▼

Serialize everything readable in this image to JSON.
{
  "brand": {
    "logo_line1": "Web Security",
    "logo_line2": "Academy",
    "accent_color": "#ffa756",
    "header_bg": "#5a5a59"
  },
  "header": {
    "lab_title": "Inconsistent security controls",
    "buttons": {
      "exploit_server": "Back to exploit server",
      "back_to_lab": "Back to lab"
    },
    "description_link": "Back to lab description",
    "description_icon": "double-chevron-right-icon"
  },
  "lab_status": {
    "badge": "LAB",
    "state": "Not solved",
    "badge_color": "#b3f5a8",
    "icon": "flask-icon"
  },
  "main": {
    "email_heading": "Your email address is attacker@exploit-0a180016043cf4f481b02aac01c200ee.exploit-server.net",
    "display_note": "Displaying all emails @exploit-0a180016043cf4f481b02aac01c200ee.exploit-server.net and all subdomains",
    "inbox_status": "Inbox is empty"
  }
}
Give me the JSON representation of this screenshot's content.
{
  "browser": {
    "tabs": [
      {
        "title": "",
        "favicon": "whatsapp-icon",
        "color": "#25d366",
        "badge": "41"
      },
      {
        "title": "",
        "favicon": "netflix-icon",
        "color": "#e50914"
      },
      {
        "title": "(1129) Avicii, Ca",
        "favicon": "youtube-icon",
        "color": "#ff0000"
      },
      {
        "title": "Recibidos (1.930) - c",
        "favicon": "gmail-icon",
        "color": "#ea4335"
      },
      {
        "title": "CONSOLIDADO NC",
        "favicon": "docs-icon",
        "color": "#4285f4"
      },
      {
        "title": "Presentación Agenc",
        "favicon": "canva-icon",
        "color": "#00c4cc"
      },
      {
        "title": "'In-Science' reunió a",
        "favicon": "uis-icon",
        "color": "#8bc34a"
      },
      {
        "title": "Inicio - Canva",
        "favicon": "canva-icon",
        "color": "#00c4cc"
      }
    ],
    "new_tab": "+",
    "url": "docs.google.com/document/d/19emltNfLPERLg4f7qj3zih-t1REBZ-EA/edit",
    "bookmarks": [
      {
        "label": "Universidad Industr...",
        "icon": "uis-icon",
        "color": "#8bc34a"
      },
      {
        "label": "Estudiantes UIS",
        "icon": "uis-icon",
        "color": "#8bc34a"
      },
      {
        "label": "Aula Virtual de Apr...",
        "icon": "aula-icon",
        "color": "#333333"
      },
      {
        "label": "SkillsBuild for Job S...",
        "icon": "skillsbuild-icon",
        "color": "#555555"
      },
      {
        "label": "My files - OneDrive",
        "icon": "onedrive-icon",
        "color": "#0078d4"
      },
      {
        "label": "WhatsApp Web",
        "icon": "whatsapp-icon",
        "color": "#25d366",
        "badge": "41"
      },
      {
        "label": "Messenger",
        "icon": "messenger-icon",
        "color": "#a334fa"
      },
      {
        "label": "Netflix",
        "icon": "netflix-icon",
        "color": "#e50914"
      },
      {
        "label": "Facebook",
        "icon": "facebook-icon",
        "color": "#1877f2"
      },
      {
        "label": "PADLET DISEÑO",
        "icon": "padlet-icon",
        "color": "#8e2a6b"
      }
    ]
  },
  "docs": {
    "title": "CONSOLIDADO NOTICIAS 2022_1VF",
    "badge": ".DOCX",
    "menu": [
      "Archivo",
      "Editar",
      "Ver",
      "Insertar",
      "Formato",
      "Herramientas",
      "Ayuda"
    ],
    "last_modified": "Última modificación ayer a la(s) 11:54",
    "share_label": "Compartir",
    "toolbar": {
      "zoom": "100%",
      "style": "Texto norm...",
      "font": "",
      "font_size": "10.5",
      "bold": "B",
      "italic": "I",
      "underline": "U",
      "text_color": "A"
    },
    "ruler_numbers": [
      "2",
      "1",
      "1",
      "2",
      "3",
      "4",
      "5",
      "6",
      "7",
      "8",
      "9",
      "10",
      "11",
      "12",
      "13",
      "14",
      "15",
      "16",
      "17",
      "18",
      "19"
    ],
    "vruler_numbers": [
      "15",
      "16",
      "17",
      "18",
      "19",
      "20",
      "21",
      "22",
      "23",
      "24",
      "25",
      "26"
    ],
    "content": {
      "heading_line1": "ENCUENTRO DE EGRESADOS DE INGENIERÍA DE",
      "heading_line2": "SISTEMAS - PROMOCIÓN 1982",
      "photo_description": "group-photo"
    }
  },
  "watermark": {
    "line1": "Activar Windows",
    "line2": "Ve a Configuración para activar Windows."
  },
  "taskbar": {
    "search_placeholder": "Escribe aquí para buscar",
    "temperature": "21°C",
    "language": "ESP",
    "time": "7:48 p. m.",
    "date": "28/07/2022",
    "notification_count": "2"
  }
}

▲
▼

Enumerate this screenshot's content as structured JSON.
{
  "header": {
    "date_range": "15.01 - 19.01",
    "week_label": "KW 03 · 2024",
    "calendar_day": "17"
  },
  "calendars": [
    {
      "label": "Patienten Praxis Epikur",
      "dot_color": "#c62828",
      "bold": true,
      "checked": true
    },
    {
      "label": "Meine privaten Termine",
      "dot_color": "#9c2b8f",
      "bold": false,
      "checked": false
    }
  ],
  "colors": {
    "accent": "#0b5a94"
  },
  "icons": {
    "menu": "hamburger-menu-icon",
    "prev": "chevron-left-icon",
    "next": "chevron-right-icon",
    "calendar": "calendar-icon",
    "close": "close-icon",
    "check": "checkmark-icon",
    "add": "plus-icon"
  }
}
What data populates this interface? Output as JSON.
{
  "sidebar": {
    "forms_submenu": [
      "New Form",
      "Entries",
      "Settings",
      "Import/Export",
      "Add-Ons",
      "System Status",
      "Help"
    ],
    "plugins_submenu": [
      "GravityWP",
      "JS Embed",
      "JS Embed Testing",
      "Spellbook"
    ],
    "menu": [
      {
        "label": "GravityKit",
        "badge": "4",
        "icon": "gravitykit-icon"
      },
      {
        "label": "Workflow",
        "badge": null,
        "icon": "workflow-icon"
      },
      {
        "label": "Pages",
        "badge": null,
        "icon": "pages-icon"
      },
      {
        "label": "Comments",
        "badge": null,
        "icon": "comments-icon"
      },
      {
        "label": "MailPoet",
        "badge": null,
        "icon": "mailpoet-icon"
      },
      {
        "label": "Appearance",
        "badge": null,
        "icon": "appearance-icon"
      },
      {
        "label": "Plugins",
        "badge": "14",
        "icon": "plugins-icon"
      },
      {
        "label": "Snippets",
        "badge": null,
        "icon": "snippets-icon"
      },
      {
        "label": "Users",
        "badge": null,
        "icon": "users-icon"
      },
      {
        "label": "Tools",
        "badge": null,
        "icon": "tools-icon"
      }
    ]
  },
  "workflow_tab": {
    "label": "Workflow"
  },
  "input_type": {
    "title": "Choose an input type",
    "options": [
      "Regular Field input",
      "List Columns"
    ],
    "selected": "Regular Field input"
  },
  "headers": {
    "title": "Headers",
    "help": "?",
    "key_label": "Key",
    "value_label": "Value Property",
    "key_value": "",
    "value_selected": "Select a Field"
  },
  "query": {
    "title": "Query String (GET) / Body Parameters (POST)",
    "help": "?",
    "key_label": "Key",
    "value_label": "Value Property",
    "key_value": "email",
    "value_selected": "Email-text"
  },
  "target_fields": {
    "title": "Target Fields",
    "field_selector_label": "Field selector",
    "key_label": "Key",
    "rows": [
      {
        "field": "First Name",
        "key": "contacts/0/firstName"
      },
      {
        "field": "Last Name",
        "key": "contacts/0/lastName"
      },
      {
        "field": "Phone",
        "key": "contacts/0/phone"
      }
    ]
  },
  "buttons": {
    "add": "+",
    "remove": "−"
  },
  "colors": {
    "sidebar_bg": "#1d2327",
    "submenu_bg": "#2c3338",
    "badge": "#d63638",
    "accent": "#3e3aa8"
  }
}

▲

Task requirements – Find all the lines containing "JSON" in the material, then copy them.

Reply –
Serialize everything readable in this image to JSON.
Give me the JSON representation of this screenshot's content.
Enumerate this screenshot's content as structured JSON.
What data populates this interface? Output as JSON.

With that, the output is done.